* _DIRECTIONS_
Please quote every line word for word.

:: DATASET EXCERPTS

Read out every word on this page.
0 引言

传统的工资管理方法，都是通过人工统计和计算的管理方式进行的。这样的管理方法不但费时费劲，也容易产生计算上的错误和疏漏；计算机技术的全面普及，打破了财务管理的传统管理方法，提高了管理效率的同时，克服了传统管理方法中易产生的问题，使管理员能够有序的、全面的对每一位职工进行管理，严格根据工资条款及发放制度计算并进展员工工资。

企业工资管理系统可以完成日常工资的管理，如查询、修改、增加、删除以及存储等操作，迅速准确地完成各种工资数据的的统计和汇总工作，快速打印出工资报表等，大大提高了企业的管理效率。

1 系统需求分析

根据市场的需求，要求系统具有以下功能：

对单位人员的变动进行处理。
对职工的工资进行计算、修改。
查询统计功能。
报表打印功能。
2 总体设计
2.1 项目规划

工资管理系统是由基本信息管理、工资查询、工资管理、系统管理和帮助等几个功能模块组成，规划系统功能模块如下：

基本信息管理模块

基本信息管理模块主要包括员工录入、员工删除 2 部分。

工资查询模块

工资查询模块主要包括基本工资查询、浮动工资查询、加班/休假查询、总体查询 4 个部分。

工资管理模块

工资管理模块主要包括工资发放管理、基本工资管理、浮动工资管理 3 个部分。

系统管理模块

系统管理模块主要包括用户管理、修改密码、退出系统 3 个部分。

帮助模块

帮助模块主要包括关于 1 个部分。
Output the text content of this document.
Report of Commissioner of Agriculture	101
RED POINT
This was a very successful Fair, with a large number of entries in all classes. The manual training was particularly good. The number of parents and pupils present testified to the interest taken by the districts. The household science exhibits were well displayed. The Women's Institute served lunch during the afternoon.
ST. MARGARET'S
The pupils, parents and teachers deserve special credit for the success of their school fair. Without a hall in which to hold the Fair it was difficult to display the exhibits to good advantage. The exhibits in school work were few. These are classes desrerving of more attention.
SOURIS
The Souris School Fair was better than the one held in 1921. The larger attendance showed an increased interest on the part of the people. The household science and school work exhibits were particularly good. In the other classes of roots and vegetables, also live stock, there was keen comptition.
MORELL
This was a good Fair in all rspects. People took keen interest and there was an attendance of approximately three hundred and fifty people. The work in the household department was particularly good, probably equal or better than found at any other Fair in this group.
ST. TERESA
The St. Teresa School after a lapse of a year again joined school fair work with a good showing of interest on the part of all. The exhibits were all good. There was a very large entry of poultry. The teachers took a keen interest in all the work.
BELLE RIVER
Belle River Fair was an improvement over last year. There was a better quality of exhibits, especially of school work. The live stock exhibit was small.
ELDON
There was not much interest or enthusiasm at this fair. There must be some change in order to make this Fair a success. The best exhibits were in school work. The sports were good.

::::

* _EXERCISE RESPONSE_
Read out every word on this page.
0 引言

传统的工资管理方法，都是通过人工统计和计算的管理方式进行的。这样的管理方法不但费时费劲，也容易产生计算上的错误和疏漏；计算机技术的全面普及，打破了财务管理的传统管理方法，提高了管理效率的同时，克服了传统管理方法中易产生的问题，使管理员能够有序的、全面的对每一位职工进行管理，严格根据工资条款及发放制度计算并进展员工工资。

企业工资管理系统可以完成日常工资的管理，如查询、修改、增加、删除以及存储等操作，迅速准确地完成各种工资数据的的统计和汇总工作，快速打印出工资报表等，大大提高了企业的管理效率。

1 系统需求分析

根据市场的需求，要求系统具有以下功能：

对单位人员的变动进行处理。
对职工的工资进行计算、修改。
查询统计功能。
报表打印功能。
2 总体设计
2.1 项目规划

工资管理系统是由基本信息管理、工资查询、工资管理、系统管理和帮助等几个功能模块组成，规划系统功能模块如下：

基本信息管理模块

基本信息管理模块主要包括员工录入、员工删除 2 部分。

工资查询模块

工资查询模块主要包括基本工资查询、浮动工资查询、加班/休假查询、总体查询 4 个部分。

工资管理模块

工资管理模块主要包括工资发放管理、基本工资管理、浮动工资管理 3 个部分。

系统管理模块

系统管理模块主要包括用户管理、修改密码、退出系统 3 个部分。

帮助模块

帮助模块主要包括关于 1 个部分。
Output the text content of this document.
Report of Commissioner of Agriculture	101
RED POINT
This was a very successful Fair, with a large number of entries in all classes. The manual training was particularly good. The number of parents and pupils present testified to the interest taken by the districts. The household science exhibits were well displayed. The Women's Institute served lunch during the afternoon.
ST. MARGARET'S
The pupils, parents and teachers deserve special credit for the success of their school fair. Without a hall in which to hold the Fair it was difficult to display the exhibits to good advantage. The exhibits in school work were few. These are classes desrerving of more attention.
SOURIS
The Souris School Fair was better than the one held in 1921. The larger attendance showed an increased interest on the part of the people. The household science and school work exhibits were particularly good. In the other classes of roots and vegetables, also live stock, there was keen comptition.
MORELL
This was a good Fair in all rspects. People took keen interest and there was an attendance of approximately three hundred and fifty people. The work in the household department was particularly good, probably equal or better than found at any other Fair in this group.
ST. TERESA
The St. Teresa School after a lapse of a year again joined school fair work with a good showing of interest on the part of all. The exhibits were all good. There was a very large entry of poultry. The teachers took a keen interest in all the work.
BELLE RIVER
Belle River Fair was an improvement over last year. There was a better quality of exhibits, especially of school work. The live stock exhibit was small.
ELDON
There was not much interest or enthusiasm at this fair. There must be some change in order to make this Fair a success. The best exhibits were in school work. The sports were good.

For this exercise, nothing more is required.